Goal
What number of lines contain the word "JSON"? Reply with the number and nothing else.

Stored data
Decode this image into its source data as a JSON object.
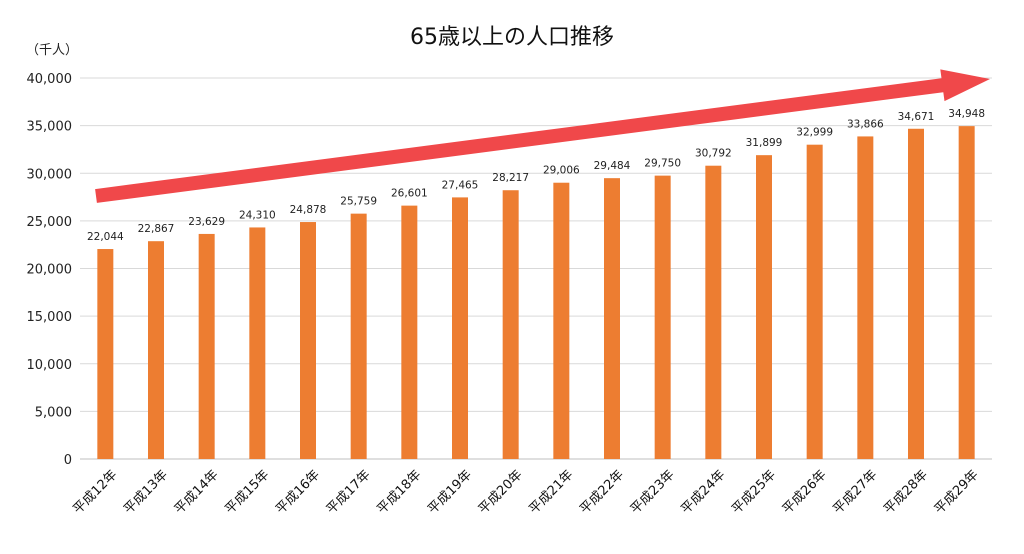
{
  "chart_data": {
    "type": "bar",
    "title": "65歳以上の人口推移",
    "unit_label": "（千人）",
    "categories": [
      "平成12年",
      "平成13年",
      "平成14年",
      "平成15年",
      "平成16年",
      "平成17年",
      "平成18年",
      "平成19年",
      "平成20年",
      "平成21年",
      "平成22年",
      "平成23年",
      "平成24年",
      "平成25年",
      "平成26年",
      "平成27年",
      "平成28年",
      "平成29年"
    ],
    "values": [
      22044,
      22867,
      23629,
      24310,
      24878,
      25759,
      26601,
      27465,
      28217,
      29006,
      29484,
      29750,
      30792,
      31899,
      32999,
      33866,
      34671,
      34948
    ],
    "value_labels": [
      "22,044",
      "22,867",
      "23,629",
      "24,310",
      "24,878",
      "25,759",
      "26,601",
      "27,465",
      "28,217",
      "29,006",
      "29,484",
      "29,750",
      "30,792",
      "31,899",
      "32,999",
      "33,866",
      "34,671",
      "34,948"
    ],
    "ylim": [
      0,
      40000
    ],
    "yticks": [
      0,
      5000,
      10000,
      15000,
      20000,
      25000,
      30000,
      35000,
      40000
    ],
    "ytick_labels": [
      "0",
      "5,000",
      "10,000",
      "15,000",
      "20,000",
      "25,000",
      "30,000",
      "35,000",
      "40,000"
    ],
    "grid": true,
    "legend": "none",
    "bar_color": "#ED7D31",
    "annotation": {
      "type": "trend-arrow",
      "color": "#F0484A",
      "direction": "up-right"
    }
  }
}
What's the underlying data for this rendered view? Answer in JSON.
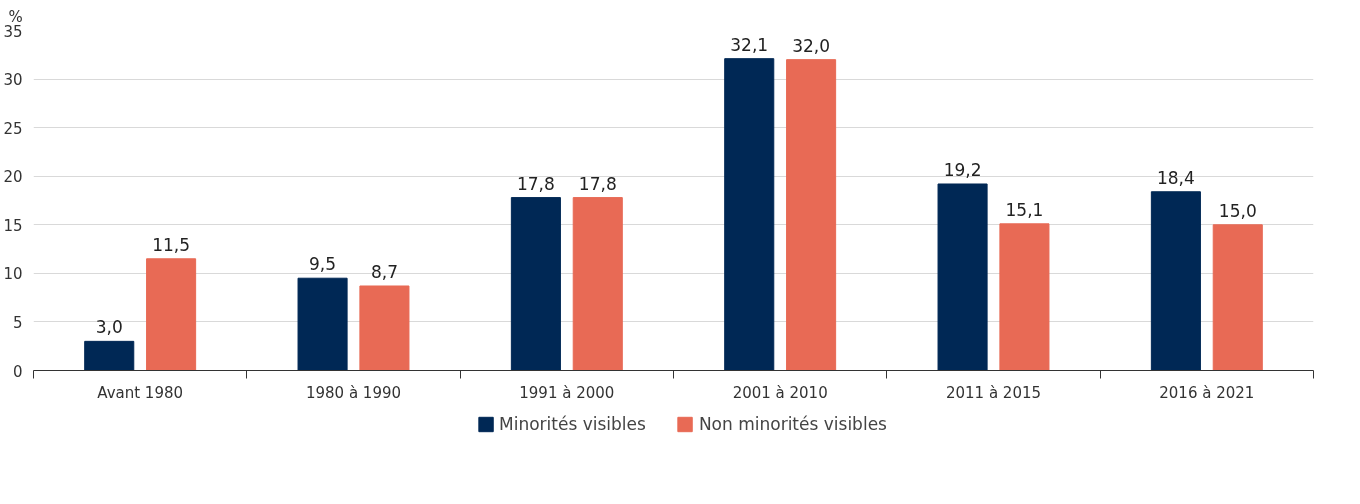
{
  "chart_data": {
    "type": "bar",
    "ylabel": "%",
    "categories": [
      "Avant 1980",
      "1980 à 1990",
      "1991 à 2000",
      "2001 à 2010",
      "2011 à 2015",
      "2016 à 2021"
    ],
    "series": [
      {
        "name": "Minorités visibles",
        "color": "#002855",
        "values": [
          3.0,
          9.5,
          17.8,
          32.1,
          19.2,
          18.4
        ],
        "value_labels": [
          "3,0",
          "9,5",
          "17,8",
          "32,1",
          "19,2",
          "18,4"
        ]
      },
      {
        "name": "Non minorités visibles",
        "color": "#e86a55",
        "values": [
          11.5,
          8.7,
          17.8,
          32.0,
          15.1,
          15.0
        ],
        "value_labels": [
          "11,5",
          "8,7",
          "17,8",
          "32,0",
          "15,1",
          "15,0"
        ]
      }
    ],
    "ylim": [
      0,
      35
    ],
    "yticks": [
      0,
      5,
      10,
      15,
      20,
      25,
      30,
      35
    ],
    "grid": "y",
    "legend": "bottom"
  }
}
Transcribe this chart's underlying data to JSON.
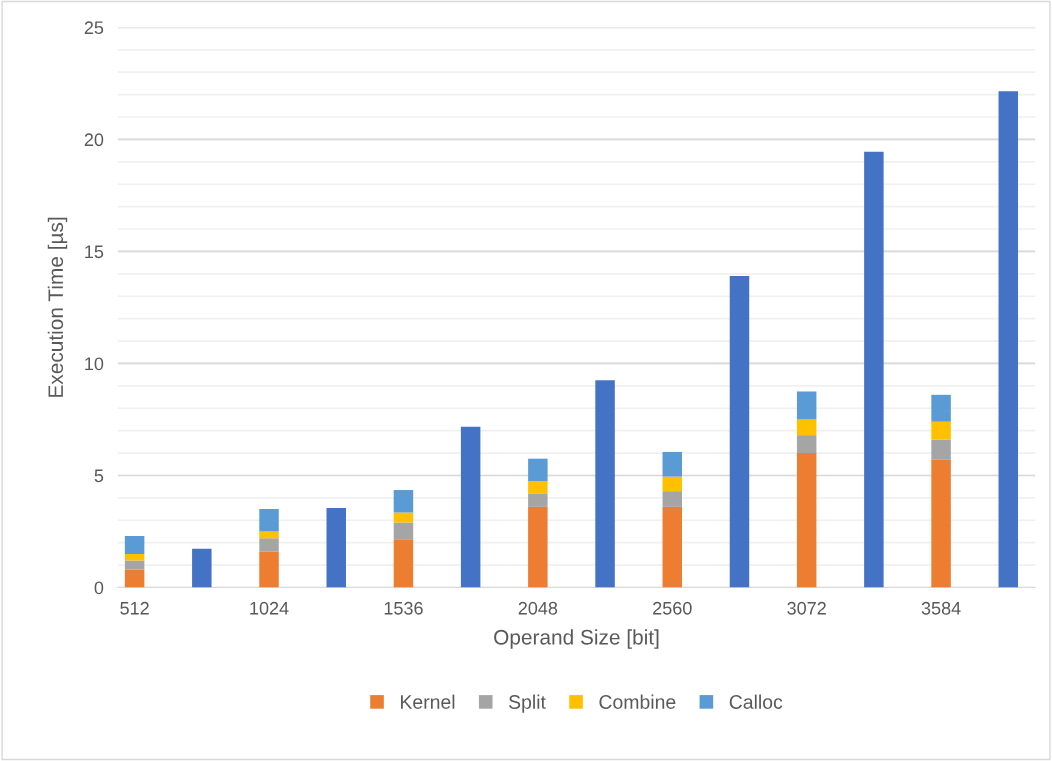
{
  "chart_data": {
    "type": "bar",
    "xlabel": "Operand Size [bit]",
    "ylabel": "Execution Time [µs]",
    "categories": [
      "512",
      null,
      "1024",
      null,
      "1536",
      null,
      "2048",
      null,
      "2560",
      null,
      "3072",
      null,
      "3584",
      null
    ],
    "stacked": true,
    "series": [
      {
        "color": "#4472c4",
        "values": [
          null,
          1.73,
          null,
          3.55,
          null,
          7.18,
          null,
          9.25,
          null,
          13.9,
          null,
          19.45,
          null,
          22.15
        ]
      },
      {
        "name": "Kernel",
        "color": "#ed7d31",
        "values": [
          0.8,
          null,
          1.6,
          null,
          2.15,
          null,
          3.6,
          null,
          3.6,
          null,
          6.0,
          null,
          5.7,
          null
        ]
      },
      {
        "name": "Split",
        "color": "#a5a5a5",
        "values": [
          0.4,
          null,
          0.6,
          null,
          0.75,
          null,
          0.6,
          null,
          0.7,
          null,
          0.8,
          null,
          0.9,
          null
        ]
      },
      {
        "name": "Combine",
        "color": "#ffc000",
        "values": [
          0.3,
          null,
          0.3,
          null,
          0.45,
          null,
          0.55,
          null,
          0.65,
          null,
          0.7,
          null,
          0.8,
          null
        ]
      },
      {
        "name": "Calloc",
        "color": "#5b9bd5",
        "values": [
          0.8,
          null,
          1.0,
          null,
          1.0,
          null,
          1.0,
          null,
          1.1,
          null,
          1.25,
          null,
          1.2,
          null
        ]
      }
    ],
    "ylim": [
      0,
      25
    ],
    "yticks": [
      0,
      5,
      10,
      15,
      20,
      25
    ],
    "grid": "y",
    "legend": "bottom"
  }
}
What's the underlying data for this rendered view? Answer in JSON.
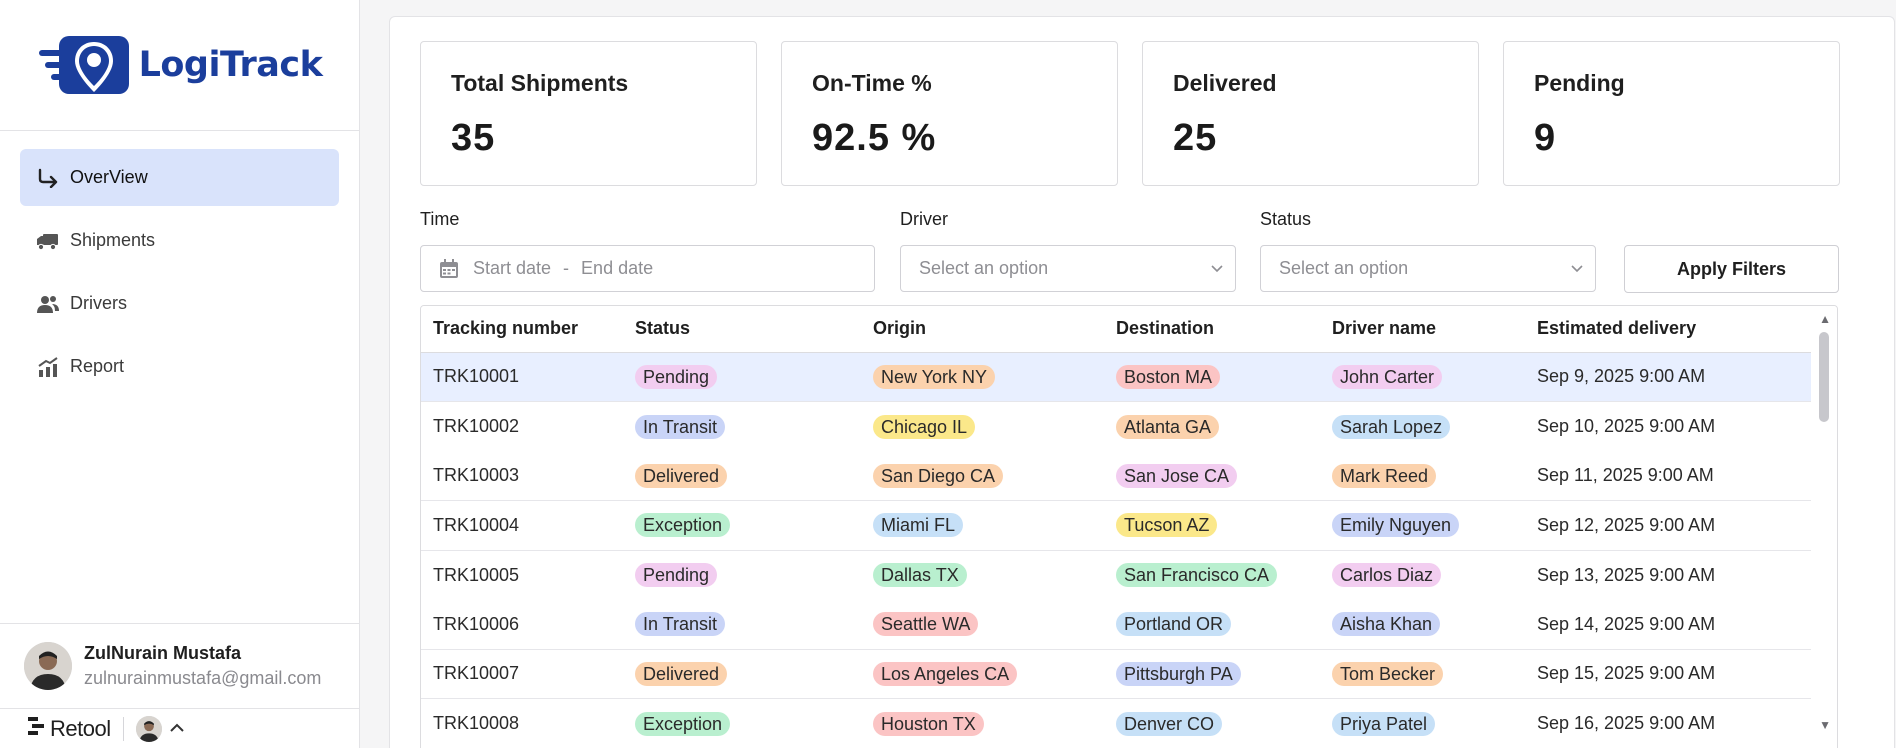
{
  "brand": {
    "name": "LogiTrack",
    "color": "#1b3e9c"
  },
  "nav": {
    "items": [
      {
        "label": "OverView",
        "icon": "arrow-turn-down-right-icon",
        "active": true
      },
      {
        "label": "Shipments",
        "icon": "truck-icon",
        "active": false
      },
      {
        "label": "Drivers",
        "icon": "users-icon",
        "active": false
      },
      {
        "label": "Report",
        "icon": "chart-up-icon",
        "active": false
      }
    ]
  },
  "user": {
    "name": "ZulNurain Mustafa",
    "email": "zulnurainmustafa@gmail.com"
  },
  "footer": {
    "brand": "Retool"
  },
  "stats": [
    {
      "label": "Total Shipments",
      "value": "35"
    },
    {
      "label": "On-Time %",
      "value": "92.5 %"
    },
    {
      "label": "Delivered",
      "value": "25"
    },
    {
      "label": "Pending",
      "value": "9"
    }
  ],
  "filters": {
    "time_label": "Time",
    "start_placeholder": "Start date",
    "date_separator": "-",
    "end_placeholder": "End date",
    "driver_label": "Driver",
    "driver_placeholder": "Select an option",
    "status_label": "Status",
    "status_placeholder": "Select an option",
    "apply_label": "Apply Filters"
  },
  "table": {
    "columns": [
      "Tracking number",
      "Status",
      "Origin",
      "Destination",
      "Driver name",
      "Estimated delivery"
    ],
    "rows": [
      {
        "tracking": "TRK10001",
        "status": "Pending",
        "origin": "New York NY",
        "destination": "Boston MA",
        "driver": "John Carter",
        "eta": "Sep 9, 2025 9:00 AM"
      },
      {
        "tracking": "TRK10002",
        "status": "In Transit",
        "origin": "Chicago IL",
        "destination": "Atlanta GA",
        "driver": "Sarah Lopez",
        "eta": "Sep 10, 2025 9:00 AM"
      },
      {
        "tracking": "TRK10003",
        "status": "Delivered",
        "origin": "San Diego CA",
        "destination": "San Jose CA",
        "driver": "Mark Reed",
        "eta": "Sep 11, 2025 9:00 AM"
      },
      {
        "tracking": "TRK10004",
        "status": "Exception",
        "origin": "Miami FL",
        "destination": "Tucson AZ",
        "driver": "Emily Nguyen",
        "eta": "Sep 12, 2025 9:00 AM"
      },
      {
        "tracking": "TRK10005",
        "status": "Pending",
        "origin": "Dallas TX",
        "destination": "San Francisco CA",
        "driver": "Carlos Diaz",
        "eta": "Sep 13, 2025 9:00 AM"
      },
      {
        "tracking": "TRK10006",
        "status": "In Transit",
        "origin": "Seattle WA",
        "destination": "Portland OR",
        "driver": "Aisha Khan",
        "eta": "Sep 14, 2025 9:00 AM"
      },
      {
        "tracking": "TRK10007",
        "status": "Delivered",
        "origin": "Los Angeles CA",
        "destination": "Pittsburgh PA",
        "driver": "Tom Becker",
        "eta": "Sep 15, 2025 9:00 AM"
      },
      {
        "tracking": "TRK10008",
        "status": "Exception",
        "origin": "Houston TX",
        "destination": "Denver CO",
        "driver": "Priya Patel",
        "eta": "Sep 16, 2025 9:00 AM"
      }
    ]
  },
  "pill_colors": {
    "status": {
      "Pending": "#f2cdf0",
      "In Transit": "#c9d4f7",
      "Delivered": "#fbd2ad",
      "Exception": "#b9efcf"
    },
    "origin": [
      "#fbd2ad",
      "#fbe88a",
      "#fbd2ad",
      "#c6e0f7",
      "#b9efcf",
      "#fbc4c4",
      "#fbc4c4",
      "#fbc4c4"
    ],
    "destination": [
      "#fbc4c4",
      "#fbd2ad",
      "#f2cdf0",
      "#fbe88a",
      "#b9efcf",
      "#c6e0f7",
      "#c9d4f7",
      "#c6e0f7"
    ],
    "driver": [
      "#f2cdf0",
      "#c6e0f7",
      "#fbd2ad",
      "#c9d4f7",
      "#f2cdf0",
      "#c9d4f7",
      "#fbd2ad",
      "#c6e0f7"
    ]
  },
  "selected_row": 0
}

Result of this exercise
4